▶

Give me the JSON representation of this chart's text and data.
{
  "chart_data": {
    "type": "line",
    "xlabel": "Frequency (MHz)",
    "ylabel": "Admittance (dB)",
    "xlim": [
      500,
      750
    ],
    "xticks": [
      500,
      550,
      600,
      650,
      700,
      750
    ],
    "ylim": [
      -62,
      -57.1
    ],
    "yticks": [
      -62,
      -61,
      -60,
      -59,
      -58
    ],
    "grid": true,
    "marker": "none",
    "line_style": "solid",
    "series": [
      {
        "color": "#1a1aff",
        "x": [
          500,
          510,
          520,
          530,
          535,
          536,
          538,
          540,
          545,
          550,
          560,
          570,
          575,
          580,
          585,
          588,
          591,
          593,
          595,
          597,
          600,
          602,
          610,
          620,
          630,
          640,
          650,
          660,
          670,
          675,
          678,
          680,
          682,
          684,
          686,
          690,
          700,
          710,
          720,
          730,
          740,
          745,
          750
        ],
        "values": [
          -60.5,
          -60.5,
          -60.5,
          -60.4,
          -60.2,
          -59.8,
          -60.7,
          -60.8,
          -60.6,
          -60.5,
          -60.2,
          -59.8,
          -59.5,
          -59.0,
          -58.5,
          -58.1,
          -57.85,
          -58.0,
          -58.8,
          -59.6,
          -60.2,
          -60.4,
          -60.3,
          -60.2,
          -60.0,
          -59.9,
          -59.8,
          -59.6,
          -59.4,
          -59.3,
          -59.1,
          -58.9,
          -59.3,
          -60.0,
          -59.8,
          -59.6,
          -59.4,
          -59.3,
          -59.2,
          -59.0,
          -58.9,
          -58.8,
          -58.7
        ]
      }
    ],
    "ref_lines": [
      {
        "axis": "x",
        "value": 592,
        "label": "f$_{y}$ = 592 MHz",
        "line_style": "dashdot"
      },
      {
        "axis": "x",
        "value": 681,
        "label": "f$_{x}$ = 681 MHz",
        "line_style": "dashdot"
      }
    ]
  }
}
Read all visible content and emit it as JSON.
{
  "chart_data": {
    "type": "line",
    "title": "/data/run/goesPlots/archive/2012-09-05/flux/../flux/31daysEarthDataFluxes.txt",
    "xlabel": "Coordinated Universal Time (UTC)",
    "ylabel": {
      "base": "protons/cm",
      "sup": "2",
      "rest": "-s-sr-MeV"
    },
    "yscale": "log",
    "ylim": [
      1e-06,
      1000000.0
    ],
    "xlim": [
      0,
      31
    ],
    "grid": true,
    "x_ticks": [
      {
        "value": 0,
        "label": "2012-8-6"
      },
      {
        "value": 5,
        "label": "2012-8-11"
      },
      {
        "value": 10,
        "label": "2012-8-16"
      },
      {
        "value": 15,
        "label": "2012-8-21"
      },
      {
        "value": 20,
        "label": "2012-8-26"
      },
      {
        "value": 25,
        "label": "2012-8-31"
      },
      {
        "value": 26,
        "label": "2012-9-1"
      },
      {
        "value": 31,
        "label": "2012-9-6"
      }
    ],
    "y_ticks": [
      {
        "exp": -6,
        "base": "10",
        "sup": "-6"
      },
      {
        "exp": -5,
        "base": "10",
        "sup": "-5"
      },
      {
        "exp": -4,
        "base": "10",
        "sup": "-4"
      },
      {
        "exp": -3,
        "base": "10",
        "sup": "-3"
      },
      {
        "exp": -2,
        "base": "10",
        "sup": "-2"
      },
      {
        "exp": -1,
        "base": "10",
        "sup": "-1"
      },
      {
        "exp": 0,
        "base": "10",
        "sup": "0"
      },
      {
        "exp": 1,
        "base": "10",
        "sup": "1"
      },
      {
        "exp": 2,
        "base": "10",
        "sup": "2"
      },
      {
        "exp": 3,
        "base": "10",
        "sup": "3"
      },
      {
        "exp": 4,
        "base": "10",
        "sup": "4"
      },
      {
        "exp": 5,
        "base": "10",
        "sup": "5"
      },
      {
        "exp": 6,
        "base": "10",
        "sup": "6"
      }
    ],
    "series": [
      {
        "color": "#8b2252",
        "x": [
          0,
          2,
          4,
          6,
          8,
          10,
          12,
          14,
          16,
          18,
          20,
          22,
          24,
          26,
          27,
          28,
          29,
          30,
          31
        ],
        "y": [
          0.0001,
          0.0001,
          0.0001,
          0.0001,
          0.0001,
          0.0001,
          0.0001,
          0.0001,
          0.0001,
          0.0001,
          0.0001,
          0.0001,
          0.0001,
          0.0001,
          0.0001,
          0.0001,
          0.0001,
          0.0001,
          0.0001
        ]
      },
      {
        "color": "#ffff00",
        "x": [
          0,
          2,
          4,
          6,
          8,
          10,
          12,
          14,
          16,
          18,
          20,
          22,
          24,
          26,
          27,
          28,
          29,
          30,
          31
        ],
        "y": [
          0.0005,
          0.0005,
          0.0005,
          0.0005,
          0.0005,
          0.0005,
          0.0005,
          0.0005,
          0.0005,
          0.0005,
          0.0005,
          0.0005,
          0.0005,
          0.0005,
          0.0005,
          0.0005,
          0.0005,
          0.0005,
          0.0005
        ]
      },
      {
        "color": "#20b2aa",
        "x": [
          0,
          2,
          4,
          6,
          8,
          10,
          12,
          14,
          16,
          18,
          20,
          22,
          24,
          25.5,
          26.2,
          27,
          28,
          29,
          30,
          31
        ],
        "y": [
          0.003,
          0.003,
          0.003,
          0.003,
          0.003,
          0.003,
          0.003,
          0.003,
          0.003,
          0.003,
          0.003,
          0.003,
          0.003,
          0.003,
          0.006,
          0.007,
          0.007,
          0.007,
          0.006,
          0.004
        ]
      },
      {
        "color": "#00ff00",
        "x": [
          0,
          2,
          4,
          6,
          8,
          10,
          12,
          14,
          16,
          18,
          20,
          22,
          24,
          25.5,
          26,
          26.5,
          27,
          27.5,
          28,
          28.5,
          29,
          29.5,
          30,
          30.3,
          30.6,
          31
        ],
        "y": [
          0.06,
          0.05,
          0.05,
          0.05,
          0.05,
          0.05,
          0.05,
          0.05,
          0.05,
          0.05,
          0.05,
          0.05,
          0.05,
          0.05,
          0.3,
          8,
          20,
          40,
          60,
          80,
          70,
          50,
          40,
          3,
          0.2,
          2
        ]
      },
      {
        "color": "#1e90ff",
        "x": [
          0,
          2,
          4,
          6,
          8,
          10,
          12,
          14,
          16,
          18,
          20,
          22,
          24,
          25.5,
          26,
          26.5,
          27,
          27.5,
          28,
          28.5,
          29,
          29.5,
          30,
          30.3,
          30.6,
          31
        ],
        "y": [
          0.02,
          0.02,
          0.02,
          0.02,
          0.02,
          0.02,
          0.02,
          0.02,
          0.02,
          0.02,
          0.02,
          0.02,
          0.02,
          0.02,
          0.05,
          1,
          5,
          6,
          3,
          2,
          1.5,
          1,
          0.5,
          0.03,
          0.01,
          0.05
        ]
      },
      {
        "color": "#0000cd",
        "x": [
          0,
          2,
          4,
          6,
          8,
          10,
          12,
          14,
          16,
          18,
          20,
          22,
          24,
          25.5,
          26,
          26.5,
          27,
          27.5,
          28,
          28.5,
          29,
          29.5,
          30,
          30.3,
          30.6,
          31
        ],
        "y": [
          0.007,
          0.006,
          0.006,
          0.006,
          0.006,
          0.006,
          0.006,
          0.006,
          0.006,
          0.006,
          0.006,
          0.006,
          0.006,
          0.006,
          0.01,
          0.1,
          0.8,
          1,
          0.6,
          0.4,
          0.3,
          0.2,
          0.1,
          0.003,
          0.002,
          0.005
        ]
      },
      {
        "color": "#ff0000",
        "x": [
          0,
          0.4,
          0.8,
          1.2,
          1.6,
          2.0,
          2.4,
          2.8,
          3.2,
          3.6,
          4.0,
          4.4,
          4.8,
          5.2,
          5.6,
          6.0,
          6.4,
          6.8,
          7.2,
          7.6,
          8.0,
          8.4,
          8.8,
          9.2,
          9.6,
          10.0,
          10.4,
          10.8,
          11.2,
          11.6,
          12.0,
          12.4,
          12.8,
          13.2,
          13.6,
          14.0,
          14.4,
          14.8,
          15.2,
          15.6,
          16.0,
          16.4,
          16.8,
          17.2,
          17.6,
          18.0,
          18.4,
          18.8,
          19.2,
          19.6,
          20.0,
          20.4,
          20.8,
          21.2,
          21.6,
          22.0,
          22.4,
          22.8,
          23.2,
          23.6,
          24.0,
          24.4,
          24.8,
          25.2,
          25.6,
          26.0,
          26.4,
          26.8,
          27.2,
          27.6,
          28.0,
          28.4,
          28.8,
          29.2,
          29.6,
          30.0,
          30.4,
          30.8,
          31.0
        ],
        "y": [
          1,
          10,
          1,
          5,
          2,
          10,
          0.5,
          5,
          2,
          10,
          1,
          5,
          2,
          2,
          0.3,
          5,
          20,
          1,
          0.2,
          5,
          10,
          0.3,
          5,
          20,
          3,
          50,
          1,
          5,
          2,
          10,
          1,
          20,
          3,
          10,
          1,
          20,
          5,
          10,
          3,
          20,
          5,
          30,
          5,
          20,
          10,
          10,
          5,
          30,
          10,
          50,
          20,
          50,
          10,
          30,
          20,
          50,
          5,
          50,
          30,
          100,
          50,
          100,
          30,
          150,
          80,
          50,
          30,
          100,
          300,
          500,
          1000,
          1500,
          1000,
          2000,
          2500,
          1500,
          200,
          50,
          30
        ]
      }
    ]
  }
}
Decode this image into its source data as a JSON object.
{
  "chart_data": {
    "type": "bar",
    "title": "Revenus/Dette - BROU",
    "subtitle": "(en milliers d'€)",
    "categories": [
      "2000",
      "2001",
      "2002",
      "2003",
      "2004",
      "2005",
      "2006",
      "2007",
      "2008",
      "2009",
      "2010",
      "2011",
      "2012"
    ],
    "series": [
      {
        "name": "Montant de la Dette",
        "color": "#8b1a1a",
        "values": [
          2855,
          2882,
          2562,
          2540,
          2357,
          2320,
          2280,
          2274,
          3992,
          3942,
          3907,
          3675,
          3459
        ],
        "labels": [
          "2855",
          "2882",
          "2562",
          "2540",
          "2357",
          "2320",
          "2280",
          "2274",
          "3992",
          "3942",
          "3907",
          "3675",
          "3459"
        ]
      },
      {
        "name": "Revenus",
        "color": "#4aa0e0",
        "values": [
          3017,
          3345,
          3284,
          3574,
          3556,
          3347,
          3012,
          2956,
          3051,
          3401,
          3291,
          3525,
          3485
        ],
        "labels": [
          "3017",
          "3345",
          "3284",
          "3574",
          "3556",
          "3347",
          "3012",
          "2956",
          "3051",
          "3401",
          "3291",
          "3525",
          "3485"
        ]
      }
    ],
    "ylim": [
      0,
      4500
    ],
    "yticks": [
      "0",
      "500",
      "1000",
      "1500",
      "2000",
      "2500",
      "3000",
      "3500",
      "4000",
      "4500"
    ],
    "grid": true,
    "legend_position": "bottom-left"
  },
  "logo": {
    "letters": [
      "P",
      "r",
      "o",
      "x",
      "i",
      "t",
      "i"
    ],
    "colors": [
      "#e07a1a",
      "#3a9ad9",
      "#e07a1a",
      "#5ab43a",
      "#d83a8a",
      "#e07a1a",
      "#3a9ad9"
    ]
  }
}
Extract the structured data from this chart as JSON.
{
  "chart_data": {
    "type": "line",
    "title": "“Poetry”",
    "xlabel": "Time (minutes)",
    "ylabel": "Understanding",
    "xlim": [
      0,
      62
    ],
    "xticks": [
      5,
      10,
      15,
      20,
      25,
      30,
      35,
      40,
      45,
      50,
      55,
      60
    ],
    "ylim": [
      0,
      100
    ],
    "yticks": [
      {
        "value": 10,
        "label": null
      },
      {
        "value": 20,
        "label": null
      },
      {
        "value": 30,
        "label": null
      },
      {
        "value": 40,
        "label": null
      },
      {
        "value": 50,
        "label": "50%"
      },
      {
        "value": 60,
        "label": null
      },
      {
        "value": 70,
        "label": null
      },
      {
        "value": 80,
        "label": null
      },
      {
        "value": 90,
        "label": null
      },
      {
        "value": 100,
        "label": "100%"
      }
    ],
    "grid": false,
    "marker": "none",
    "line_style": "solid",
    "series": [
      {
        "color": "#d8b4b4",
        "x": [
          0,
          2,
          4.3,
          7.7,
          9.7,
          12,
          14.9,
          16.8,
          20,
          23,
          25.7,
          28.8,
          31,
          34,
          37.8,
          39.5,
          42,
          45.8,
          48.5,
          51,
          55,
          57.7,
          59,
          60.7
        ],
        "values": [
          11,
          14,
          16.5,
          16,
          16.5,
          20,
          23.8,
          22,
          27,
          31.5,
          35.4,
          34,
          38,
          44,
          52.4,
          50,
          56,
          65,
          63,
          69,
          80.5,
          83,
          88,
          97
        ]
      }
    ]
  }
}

◀

Take every line from the records above that has the word "xlabel" and copy it.

    "xlabel": "Frequency (MHz)",
    "xlabel": "Coordinated Universal Time (UTC)",
    "xlabel": "Time (minutes)",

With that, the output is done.